0 Introduction
Today's society has entered the information age, and traditional information carriers and communication methods can no longer meet people's demand for information. Experiments have shown that compared with voice and abstract data, humans receive more information in the form of pictures and videos. Among them, video information is intuitive, specific and efficient, which determines that video communication technology will become one of the important technologies in the information age.
Since the amount of video data is huge, and the resources for storing videos are usually very limited, it is necessary to compress and encode the video to reduce the consumption of storage resources. However, in general, the higher the complexity of the compression algorithm used, the higher the compression ratio, and the lower the decoding speed during video playback. Therefore, while improving the encoding compression rate, it is also necessary to optimize the decoder accordingly to improve the performance of the video decoder on the target platform. This article implements the transplantation and vectorization of the ffmpeg decoder on Loongson 3B, improving the performance of the decoder on Loongson 3B.
1 Video Encoding/Decoding and Loongson 3B
1.1 Video Encoding/Decoding
At present, there are many mature compression coding/decoding methods. Among them, H.261, MPEG-1, MPEG-3 and H.263 use the first generation of compression coding methods, such as predictive coding, transform coding, entropy coding and motion compensation; while MPEG-4 and H.264 use the second generation of compression coding methods, such as segment coding and model-based or object-based coding.
The main purpose of video compression coding is to reduce the resources occupied by video storage, while the goal of decoding technology is to increase the decoding speed, thereby improving the smoothness of video playback. Common soft decoders based on H. 264 encoding methods include CoreAVC, ffmpeg and JM. Among them, JM is the codec provided by the H. 264 official website, which combines various coding/decoding algorithms, and the code structure is clear, which is very suitable for the research of video coding/decoding technology. The CoreAVC decoder is mainly used for commercial purposes, and its decoding rate is more than 50% faster than ffmpeg. ffmpeg is an open source decoder with relatively good performance. Many open source projects directly or indirectly use ffmpeg, such as mplayer player. Through comprehensive consideration of performance and open source characteristics, this article chooses ffmlpeg as the transplantation and vectorization object.
1.2 Loongson 3B architecture
While being compatible with the MIPS64 instruction set, the Loongson 3B processor also implements vector extension instructions for multimedia applications, which greatly helps improve the performance of video encoding/decoding applications.
Loongson 3B provides 256-bit vector registers and implements vector extension instructions including 256-bit vector access registers. Using vector instructions, operations on 32-byte width data can be completed at one time. Such a structure and instruction set design make Loongson 3B very suitable for implementing large-scale operations on the same type of data, such as matrix multiplication and FFT operations, as well as video encoding/decoding operations.

◆ Dataset excerpt
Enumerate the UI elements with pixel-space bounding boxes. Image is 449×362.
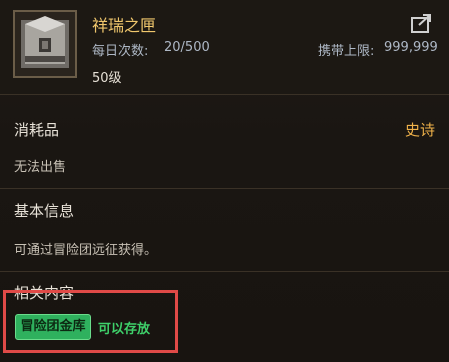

◆ Instruction 1
According to the passage on the ffmpeg decoder and Loongson 3B, how much faster is the CoreAVC decoder's decoding rate than that of ffmpeg?
◆ Instruction 2
Extend the passage on the ffmpeg decoder and Loongson 3B, beginning after its final sentence.

◆ Exercise response 1
It is more than 50% faster.

◆ Exercise response 2
However, since ffmpeg does not support the Loongson 3B platform, it is necessary to complete the porting of ffmpeg to Loongson 3B. Before this article, there were some porting work of ffmpeg to other platforms and porting and optimization work for the Loongson platform, all of which achieved good results.
2 ffmpeg porting based on Loongson 3B
2.1 ffmpeg porting
The ffmpeg decoder provides support for different target platforms, and the files related to these platforms are stored in directories named after the target platform. For example, the ffmpeg decoder implements support for the arm and sparc platforms, as well as the x86 platform.
To implement ffmpeg decoder support for Loongson 3B, the following five steps are mainly completed:
(1) Modify the configure configuration file and add configuration options related to the Loongson architecture;
(2) Create a new Godson folder for Loongson and store all files related to the Loongson architecture in this folder;
(3) Add the newly added files that need to be compiled in the godson folder to the Makefile;
(4) Added a new initialization function dsputil_init_godson similar to dsputil_init;
(5) Add the declaration of the new function in the header file.
The ffmpeg porting work for Loongson 3B is relatively simple, so this article focuses on the vectorization work for Loongson 3B.
2.2 Performance comparison of transplanted ffmpeg
This section tests the performance of the ported ffmpeg decoder and compares the performance of the two cases with and without the Godson 3B vector extension instructions. The test was compiled using the GCC compiler that supports the Godson 3B extension instruction set, and the -ftree-vectorize and -march=godson3b compilation options were enabled to support the Godson 3B extension instructions. The test case used was the video "walk_vag_640x480_qp26.264", and the test results are shown in Table 1.
From the test results in Table 1, we can see that the use of the vector extension instructions of Loongson 3B can improve the performance of the ffmpeg decoder on Loongson 3B, and the decoding time of the video used for the test is reduced by about 466s. However, due to the limitation of the automatic vectorization capability of the GCC compiler itself, the performance improvement of the ffmpeg decoder is still relatively limited. Therefore, vectorizing the transplanted ffmpeg decoder for the instruction set of Loongson 3B has become an important task to further improve the performance.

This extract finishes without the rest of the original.